Data provided =>

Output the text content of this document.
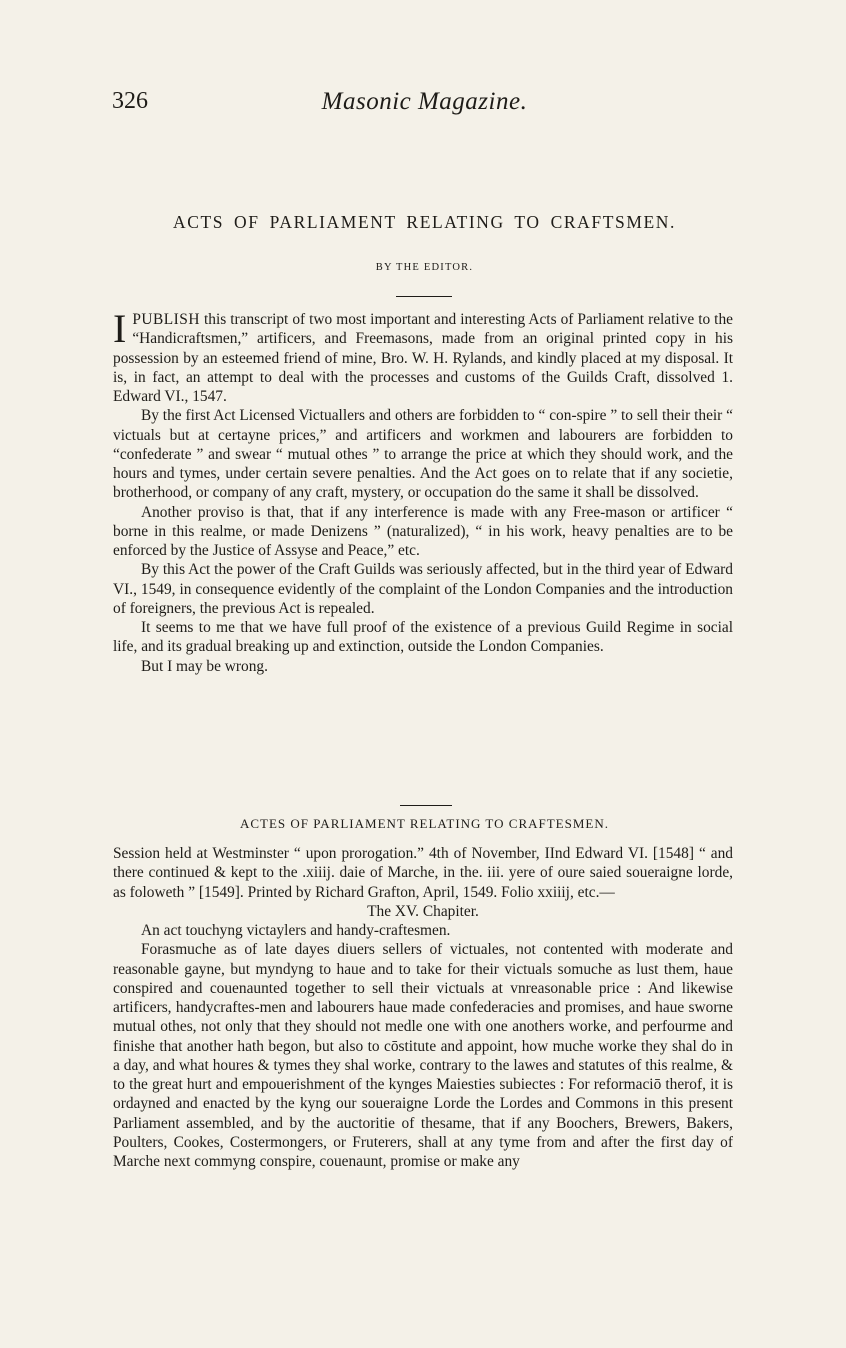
326	Masonic Magazine.
ACTS OF PARLIAMENT RELATING TO CRAFTSMEN.
BY THE EDITOR.

IPUBLISH this transcript of two most important and interesting Acts of Parliament relative to the “Handicraftsmen,” artificers, and Freemasons, made from an original printed copy in his possession by an esteemed friend of mine, Bro. W. H. Rylands, and kindly placed at my disposal. It is, in fact, an attempt to deal with the processes and customs of the Guilds Craft, dissolved 1. Edward VI., 1547.

By the first Act Licensed Victuallers and others are forbidden to “ con-spire ” to sell their their “ victuals but at certayne prices,” and artificers and workmen and labourers are forbidden to “confederate ” and swear “ mutual othes ” to arrange the price at which they should work, and the hours and tymes, under certain severe penalties. And the Act goes on to relate that if any societie, brotherhood, or company of any craft, mystery, or occupation do the same it shall be dissolved.

Another proviso is that, that if any interference is made with any Free-mason or artificer “ borne in this realme, or made Denizens ” (naturalized), “ in his work, heavy penalties are to be enforced by the Justice of Assyse and Peace,” etc.

By this Act the power of the Craft Guilds was seriously affected, but in the third year of Edward VI., 1549, in consequence evidently of the complaint of the London Companies and the introduction of foreigners, the previous Act is repealed.

It seems to me that we have full proof of the existence of a previous Guild Regime in social life, and its gradual breaking up and extinction, outside the London Companies.

But I may be wrong.

ACTES OF PARLIAMENT RELATING TO CRAFTESMEN.

Session held at Westminster “ upon prorogation.” 4th of November, IInd Edward VI. [1548] “ and there continued & kept to the .xiiij. daie of Marche, in the. iii. yere of oure saied soueraigne lorde, as foloweth ” [1549]. Printed by Richard Grafton, April, 1549. Folio xxiiij, etc.—

The XV. Chapiter.

An act touchyng victaylers and handy-craftesmen.

Forasmuche as of late dayes diuers sellers of victuales, not contented with moderate and reasonable gayne, but myndyng to haue and to take for their victuals somuche as lust them, haue conspired and couenaunted together to sell their victuals at vnreasonable price : And likewise artificers, handycraftes-men and labourers haue made confederacies and promises, and haue sworne mutual othes, not only that they should not medle one with one anothers worke, and perfourme and finishe that another hath begon, but also to cōstitute and appoint, how muche worke they shal do in a day, and what houres & tymes they shal worke, contrary to the lawes and statutes of this realme, & to the great hurt and empouerishment of the kynges Maiesties subiectes : For reformaciō therof, it is ordayned and enacted by the kyng our soueraigne Lorde the Lordes and Commons in this present Parliament assembled, and by the auctoritie of thesame, that if any Boochers, Brewers, Bakers, Poulters, Cookes, Costermongers, or Fruterers, shall at any tyme from and after the first day of Marche next commyng conspire, couenaunt, promise or make any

Exercise objective =>
Look through the entries above and report each line where the string "penalties" occurs.

The answer =>
By the first Act Licensed Victuallers and others are forbidden to “ con-spire ” to sell their their “ victuals but at certayne prices,” and artificers and workmen and labourers are forbidden to “confederate ” and swear “ mutual othes ” to arrange the price at which they should work, and the hours and tymes, under certain severe penalties. And the Act goes on to relate that if any societie, brotherhood, or company of any craft, mystery, or occupation do the same it shall be dissolved.
Another proviso is that, that if any interference is made with any Free-mason or artificer “ borne in this realme, or made Denizens ” (naturalized), “ in his work, heavy penalties are to be enforced by the Justice of Assyse and Peace,” etc.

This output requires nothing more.